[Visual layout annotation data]
'''

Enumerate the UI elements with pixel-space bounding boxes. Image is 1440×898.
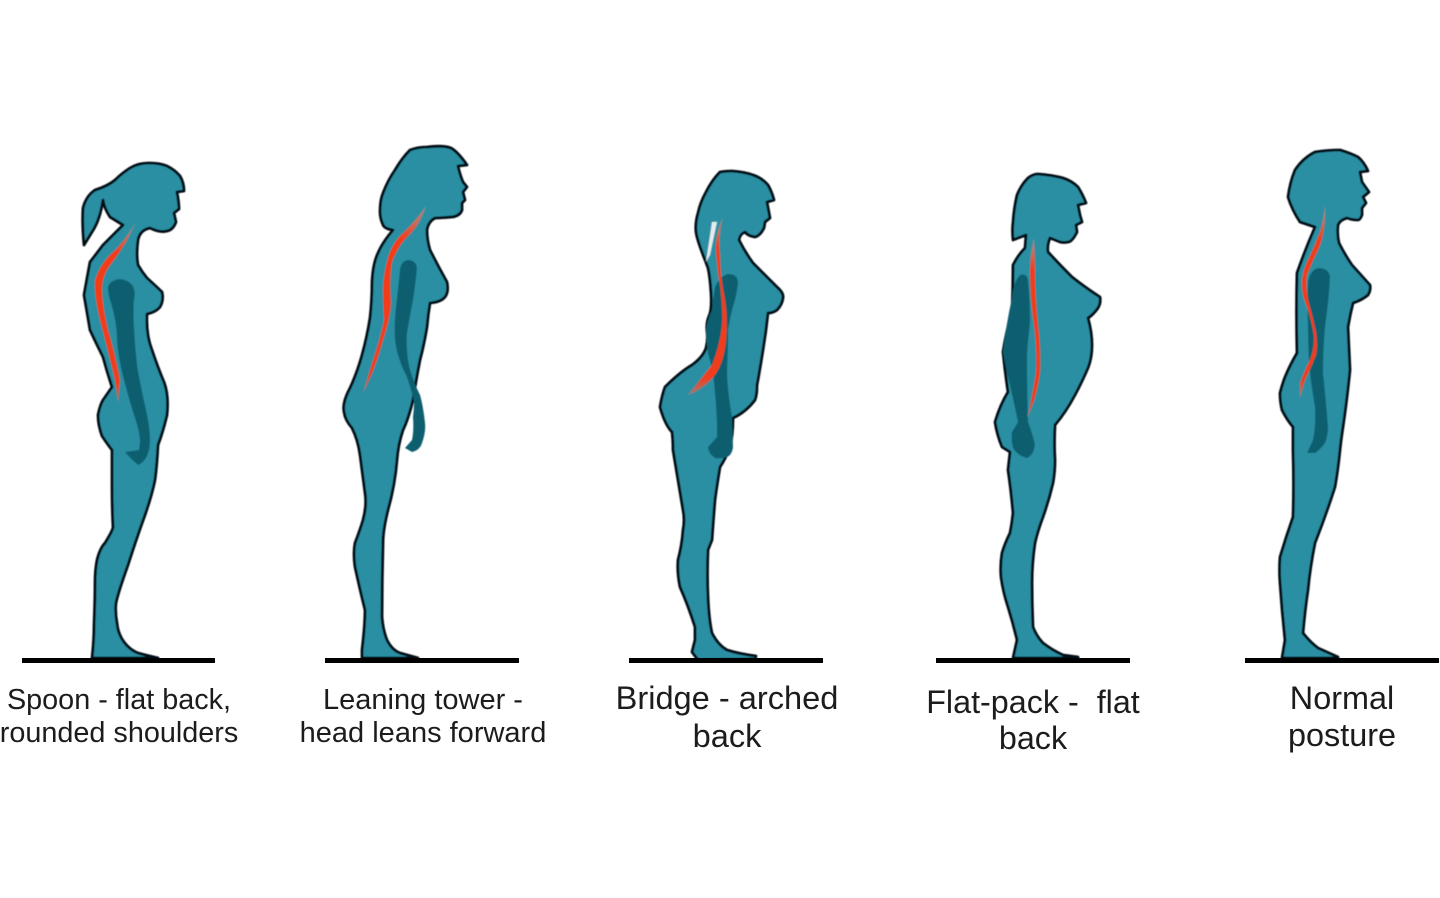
caption: normal: Normal [1290,680,1394,716]
body silhouette [660,171,783,660]
body silhouette [83,163,184,658]
figure: leaning tower posture [344,146,467,658]
arm [706,274,738,458]
arm [1003,275,1035,458]
caption: flat-pack: back [999,720,1068,756]
figure: bridge posture [660,171,783,660]
figure: flat-pack posture [995,174,1100,658]
caption: leaning tower: head leans forward [300,717,546,749]
caption: spoon: rounded shoulders [0,717,238,749]
caption: bridge: Bridge - arched [616,679,838,716]
caption: normal: posture [1288,717,1396,753]
figure: spoon posture [83,163,184,658]
caption: spoon: Spoon - flat back, [7,684,231,716]
spine [688,217,727,395]
ground lines [22,658,1439,663]
arm [395,260,425,452]
spine [1027,238,1040,418]
body silhouette [995,174,1100,658]
caption: bridge: back [693,717,762,754]
hair strands [706,222,717,262]
figure: normal posture [1280,150,1370,658]
arm [108,279,150,465]
spine [363,206,426,393]
arm [1307,268,1330,453]
body silhouette [1280,150,1370,658]
spine [1300,205,1325,398]
body silhouette [344,146,467,658]
caption: leaning tower: Leaning tower - [323,684,523,716]
caption: flat-pack: Flat-pack - flat [926,684,1140,720]
spine [95,220,137,403]
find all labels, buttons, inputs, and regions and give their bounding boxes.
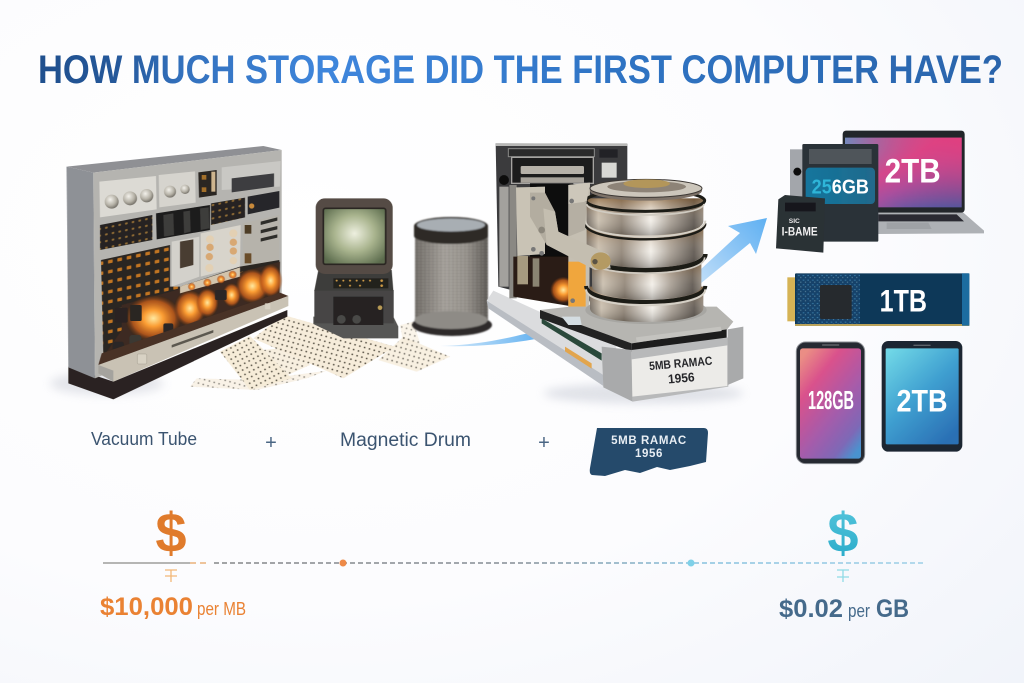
laptop 2TB [843, 131, 984, 234]
badge: 5MB RAMAC 1956: 1956 [635, 448, 663, 460]
illustration: vacuum tube computer, terminal and punched cards [50, 146, 450, 399]
top plate [540, 296, 733, 352]
disk stack [585, 179, 705, 322]
front label plate: 1956 [667, 370, 695, 386]
plus sign: + [265, 432, 277, 454]
illustration: RAMAC disk drive [487, 143, 743, 403]
arrow: swoosh into RAMAC [440, 330, 541, 346]
plus sign: + [538, 432, 550, 454]
icon: blue dollar: $ [827, 501, 859, 564]
price: $10,000 per MB: $10,000 [100, 593, 193, 621]
memory card 256GB [790, 144, 878, 242]
knob panels [99, 161, 281, 217]
marker: blue dot [688, 560, 694, 566]
phone 128GB [796, 342, 865, 464]
badge: 5MB RAMAC 1956 [590, 428, 708, 476]
arrow: to modern devices [700, 218, 767, 284]
front label plate: 5MB RAMAC [648, 354, 713, 373]
SSD 1TB [787, 273, 969, 326]
price: $0.02 per GB: $0.02 [779, 595, 843, 623]
modern devices [776, 131, 984, 464]
label: Vacuum Tube: Vacuum Tube [91, 429, 197, 449]
marker: orange dot [340, 560, 346, 566]
laptop 2TB: 2TB [885, 152, 941, 190]
chip [776, 195, 825, 253]
badge: 5MB RAMAC 1956: 5MB RAMAC [611, 435, 687, 447]
glowing vacuum tube section [101, 245, 283, 357]
phone 128GB: 128GB [808, 385, 854, 415]
tablet 2TB [882, 341, 962, 452]
price: $0.02 per GB: GB [876, 595, 909, 623]
label: Magnetic Drum: Magnetic Drum [340, 430, 471, 451]
price: $10,000 per MB: per MB [197, 599, 246, 619]
price: $0.02 per GB: per [848, 601, 870, 621]
rear cabinet [496, 143, 627, 317]
slide rail [487, 291, 617, 386]
chip: I-BAME [782, 225, 818, 239]
timeline [103, 560, 925, 566]
chip: SIC [789, 218, 800, 225]
tablet 2TB: 2TB [896, 384, 947, 419]
tick: blue [837, 570, 849, 582]
switch and tube rows [100, 191, 279, 287]
memory card 256GB: 256GB [812, 175, 869, 198]
SSD 1TB: 1TB [880, 284, 927, 319]
front ledge [98, 293, 288, 382]
computer terminal [313, 198, 398, 338]
front label plate [602, 327, 743, 402]
computer cabinet [67, 146, 288, 399]
actuator arm [516, 183, 611, 325]
magnetic drum [412, 217, 492, 336]
icon: orange dollar: $ [155, 501, 187, 564]
punched cards [190, 315, 450, 390]
tick: orange [165, 570, 177, 582]
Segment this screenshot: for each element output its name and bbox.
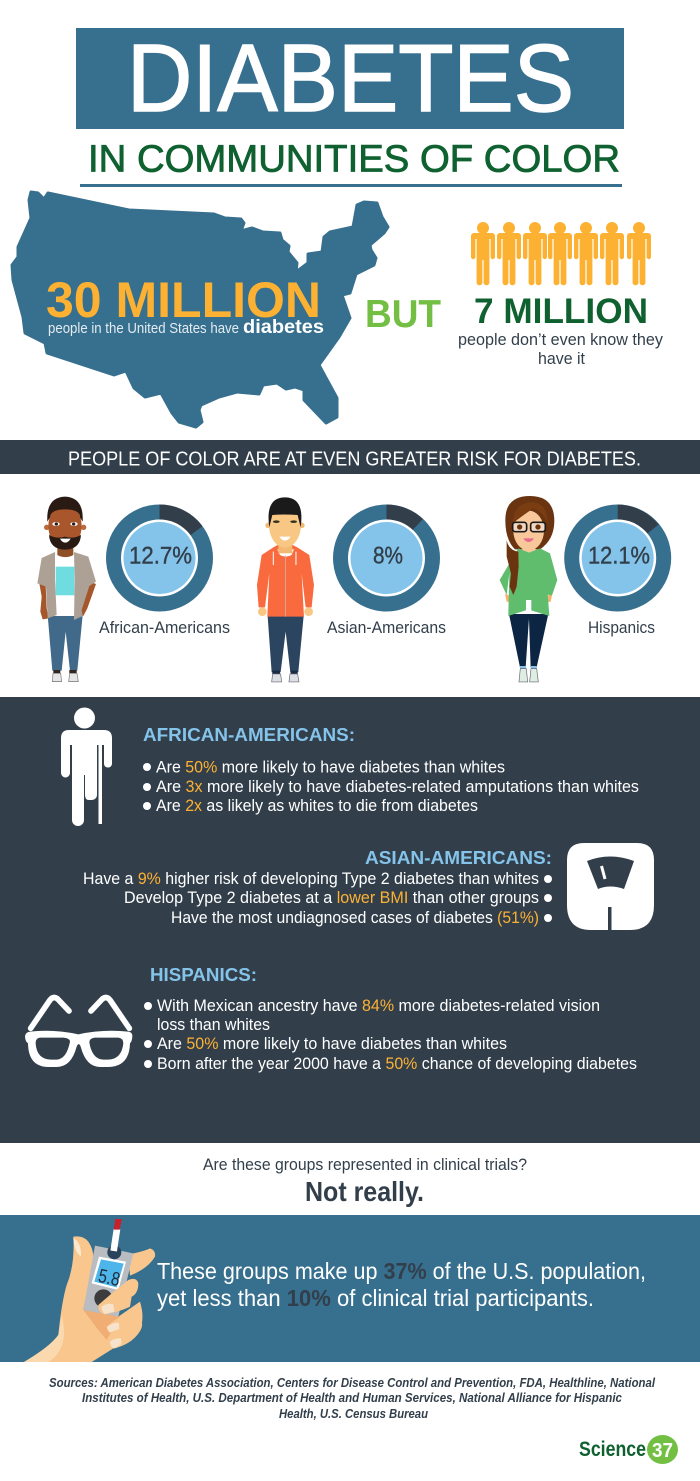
logo: Science 37: Science <box>579 1438 646 1461</box>
stat caption: people in the United States have <box>48 320 239 337</box>
block: African-Americans facts <box>61 708 639 826</box>
heading banner: PEOPLE OF COLOR ARE AT EVEN GREATER RISK FOR DIABETES. <box>68 448 641 470</box>
statement text: yet less than 10% of clinical trial participants. <box>157 1285 594 1311</box>
label: Hispanics: Hispanics <box>588 618 655 637</box>
bullet list: Have a 9% higher risk of developing Type 2 diabetes than whites <box>83 870 539 888</box>
panel: African-Americans rate <box>37 497 230 682</box>
donut chart: 12.7% <box>106 504 213 612</box>
bullet list: With Mexican ancestry have 84% more diabetes-related vision <box>157 997 600 1015</box>
label: Asian-Americans: Asian-Americans <box>327 618 446 637</box>
bullet list: Are 2x as likely as whites to die from diabetes <box>156 797 478 815</box>
icon: hand holding glucose meter <box>24 1219 155 1362</box>
heading banner <box>0 440 700 474</box>
logo: Science 37 <box>579 1435 678 1464</box>
panel: clinical trial representation <box>0 1215 700 1362</box>
bullet list <box>144 997 637 1073</box>
panel: dark detail section <box>0 697 700 1143</box>
bullet list <box>143 758 639 815</box>
bullet list: Have the most undiagnosed cases of diabetes (51%) <box>171 909 539 927</box>
illustration: African-American man <box>37 497 96 682</box>
donut chart: 12.1% <box>564 504 671 612</box>
donut chart: 8%: 8% <box>373 542 403 570</box>
icon: weighing scale <box>567 843 654 930</box>
stat caption: have it <box>538 349 585 368</box>
donut chart: 12.7%: 12.7% <box>129 542 192 570</box>
stat caption <box>48 317 324 338</box>
answer text: Not really. <box>305 1176 424 1207</box>
sources: Institutes of Health, U.S. Department of Health and Human Services, National Alliance for Hispanic <box>82 1391 622 1405</box>
illustration: Hispanic woman <box>500 496 557 682</box>
subtitle: In communities of color: IN COMMUNITIES OF COLOR <box>88 138 620 180</box>
label: African-Americans: African-Americans <box>99 618 230 637</box>
block: Asian-Americans facts <box>83 843 654 930</box>
title: Diabetes: DIABETES <box>127 25 574 132</box>
stat caption <box>458 330 663 368</box>
sources: Sources: American Diabetes Association, Centers for Disease Control and Prevention, FDA, Healthline, National <box>49 1376 655 1390</box>
bullet list: Are 3x more likely to have diabetes-related amputations than whites <box>156 778 639 796</box>
statement text: These groups make up 37% of the U.S. population, <box>157 1258 646 1284</box>
panel: US map with 30 million statistic <box>12 192 388 427</box>
heading: African-Americans: AFRICAN-AMERICANS: <box>143 724 355 745</box>
stat caption: people don’t even know they <box>458 330 663 349</box>
panel: Hispanics rate <box>500 496 671 682</box>
icon: hand holding glucose meter: 5.8 <box>96 1264 122 1290</box>
bullet list: Develop Type 2 diabetes at a lower BMI than other groups <box>124 889 539 907</box>
bullet list: loss than whites <box>157 1016 270 1034</box>
icon: seven people <box>471 222 651 285</box>
text: But: BUT <box>365 293 441 336</box>
icon: eyeglasses <box>25 997 132 1067</box>
heading: Hispanics: HISPANICS: <box>150 964 257 985</box>
stat: 30 million: 30 MILLION <box>46 272 321 328</box>
sources <box>49 1376 655 1421</box>
bullet list: Born after the year 2000 have a 50% chance of developing diabetes <box>157 1055 637 1073</box>
donut chart: 12.1%: 12.1% <box>588 542 650 570</box>
block: Hispanics facts <box>25 964 637 1073</box>
heading: Asian-Americans: ASIAN-AMERICANS: <box>365 847 552 868</box>
logo: Science 37: 37 <box>652 1440 673 1462</box>
panel: 7 million undiagnosed <box>458 222 663 368</box>
icon: amputee with crutch <box>61 708 112 826</box>
icon: map of the United States <box>12 192 388 427</box>
stat caption: diabetes <box>243 317 324 338</box>
bullet list: Are 50% more likely to have diabetes than whites <box>156 758 505 776</box>
stat: 7 million: 7 MILLION <box>474 292 648 331</box>
donut chart: 8% <box>333 504 440 612</box>
question text: Are these groups represented in clinical trials? <box>203 1155 527 1174</box>
statement text <box>157 1258 646 1311</box>
panel: Asian-Americans rate <box>257 497 446 682</box>
sources: Health, U.S. Census Bureau <box>279 1407 428 1421</box>
bullet list <box>83 870 552 927</box>
illustration: Asian-American man <box>257 497 314 682</box>
bullet list: Are 50% more likely to have diabetes than whites <box>157 1035 507 1053</box>
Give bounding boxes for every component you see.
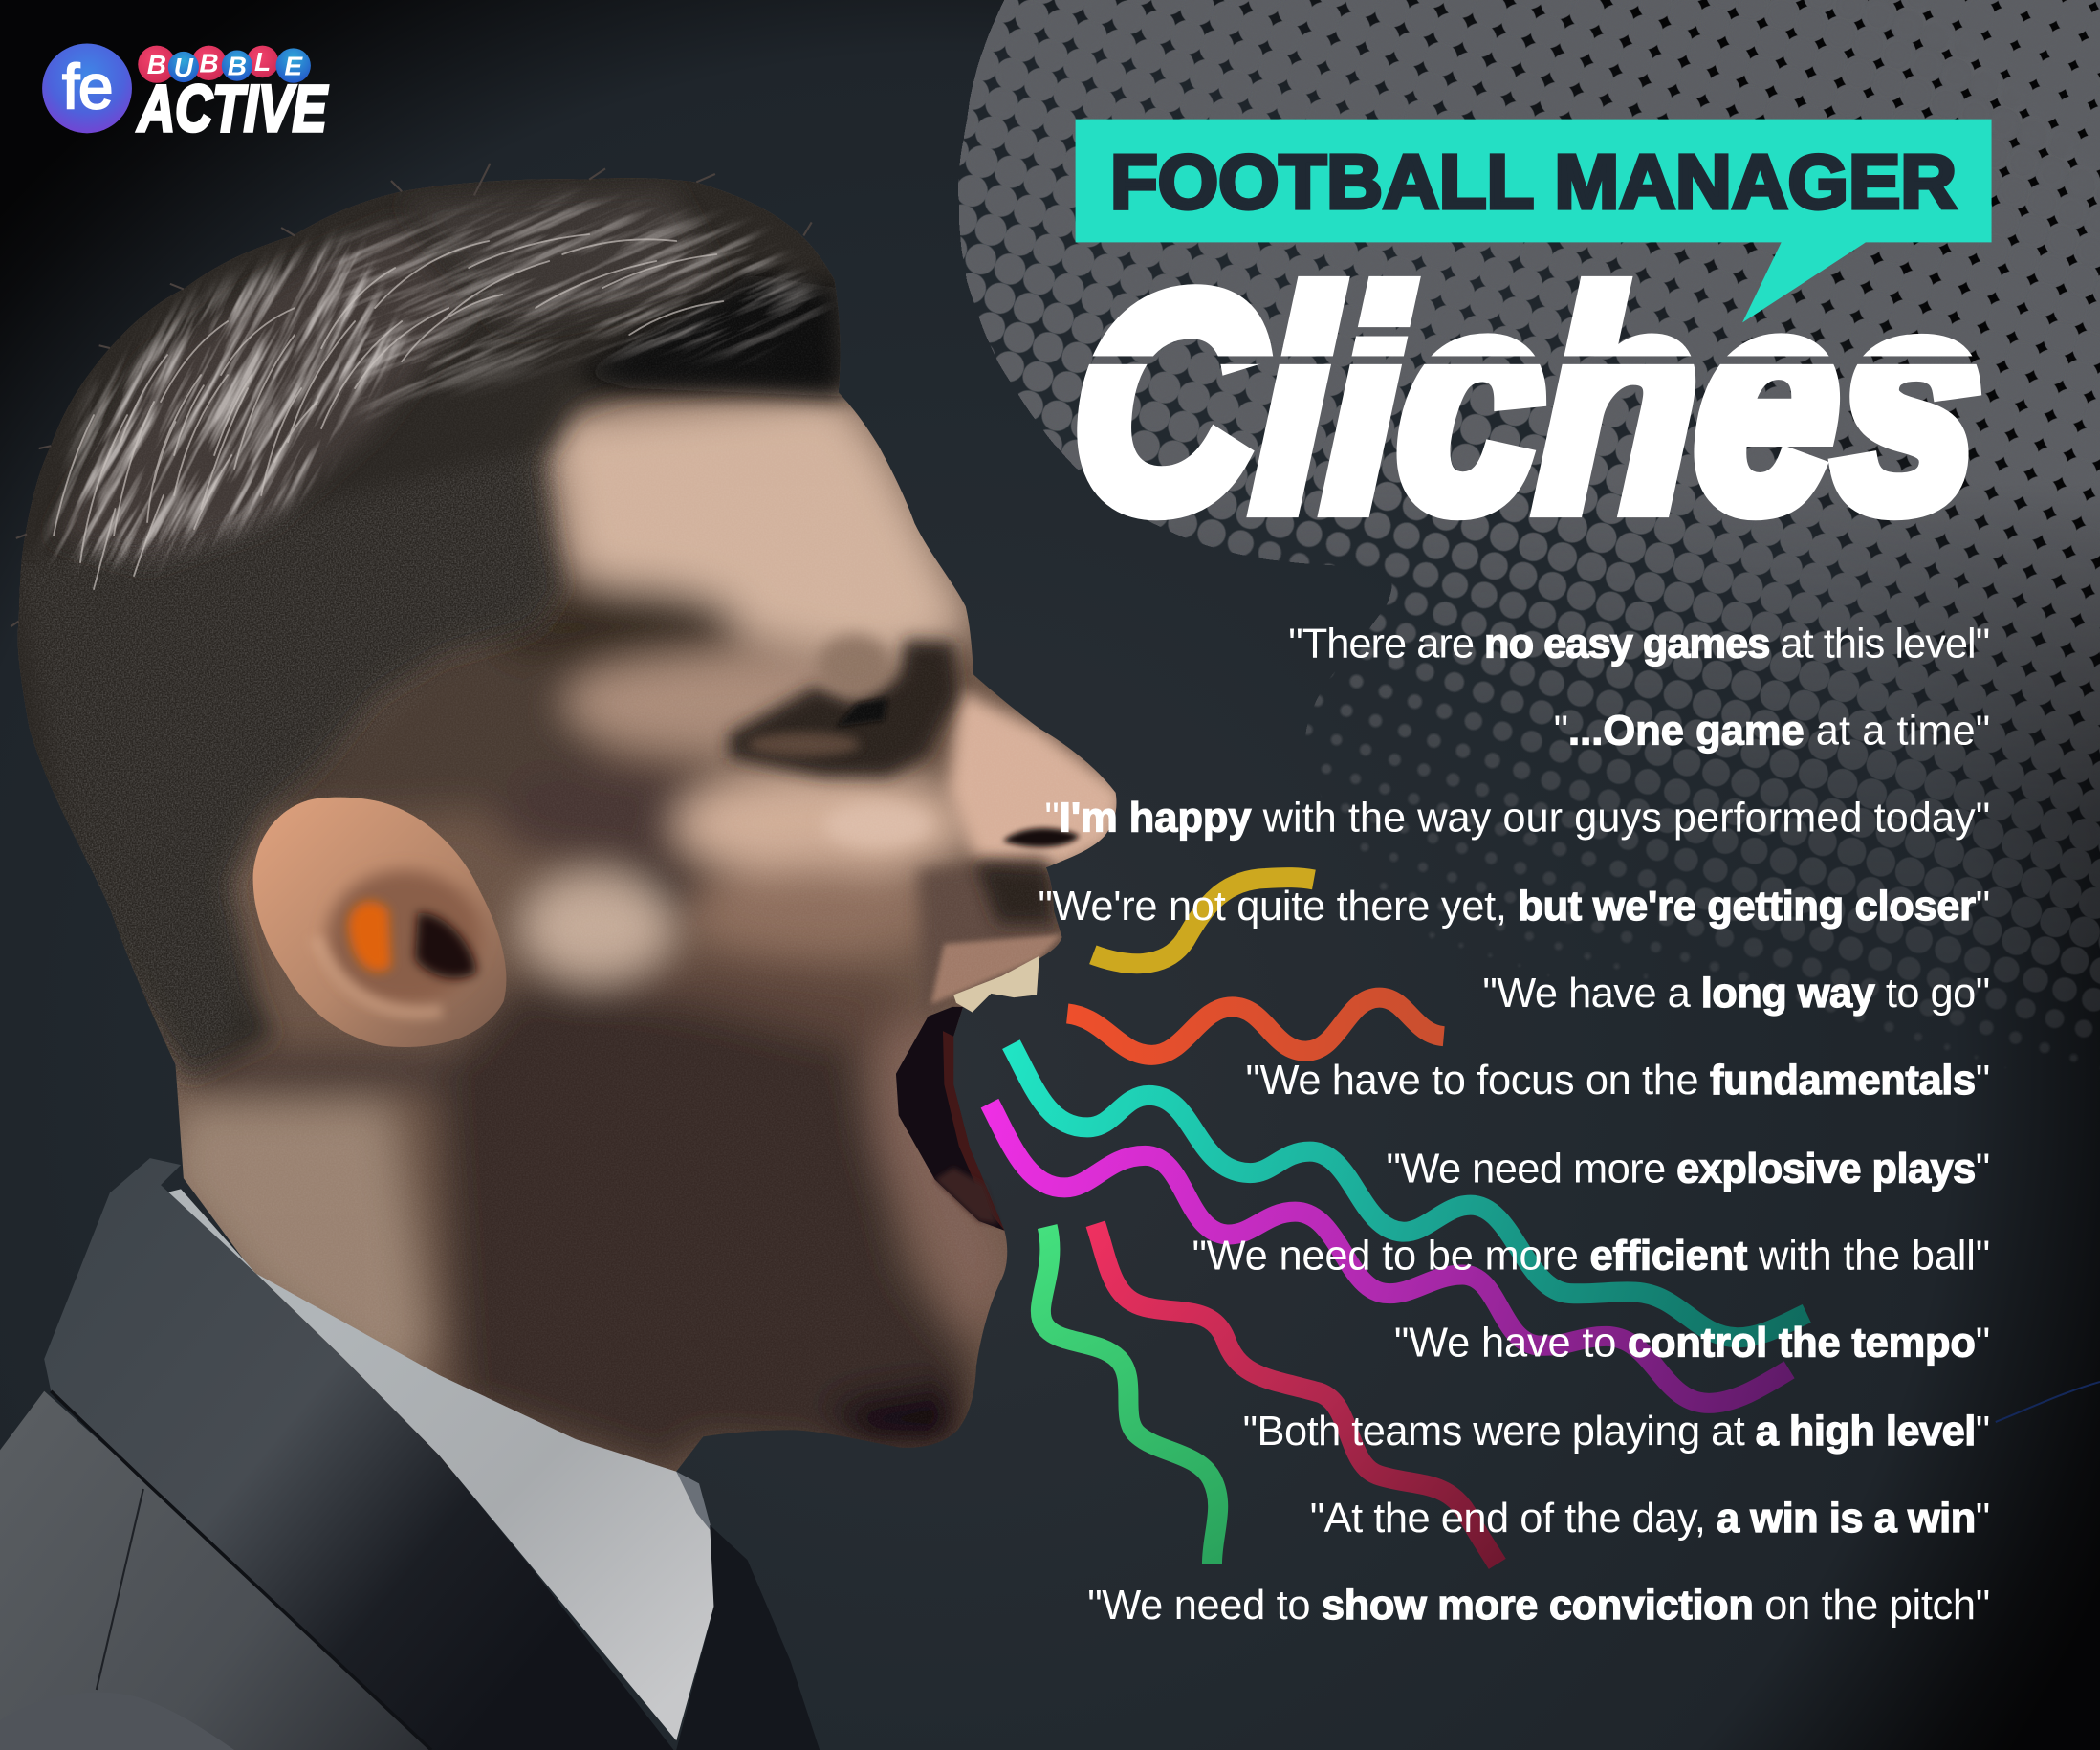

'''

_Task to complete_
Rewrite the listing lines from the one containing "logo: Science 37: Science" down to the one containing "statement text: yet", inclusive, with "heading banner" replaced by "title banner" and everything else left unchanged.

_Result_
logo: Science 37: Science <box>579 1438 646 1461</box>
stat caption: people in the United States have <box>48 320 239 337</box>
block: African-Americans facts <box>61 708 639 826</box>
title banner: PEOPLE OF COLOR ARE AT EVEN GREATER RISK FOR DIABETES. <box>68 448 641 470</box>
statement text: yet less than 10% of clinical trial participants. <box>157 1285 594 1311</box>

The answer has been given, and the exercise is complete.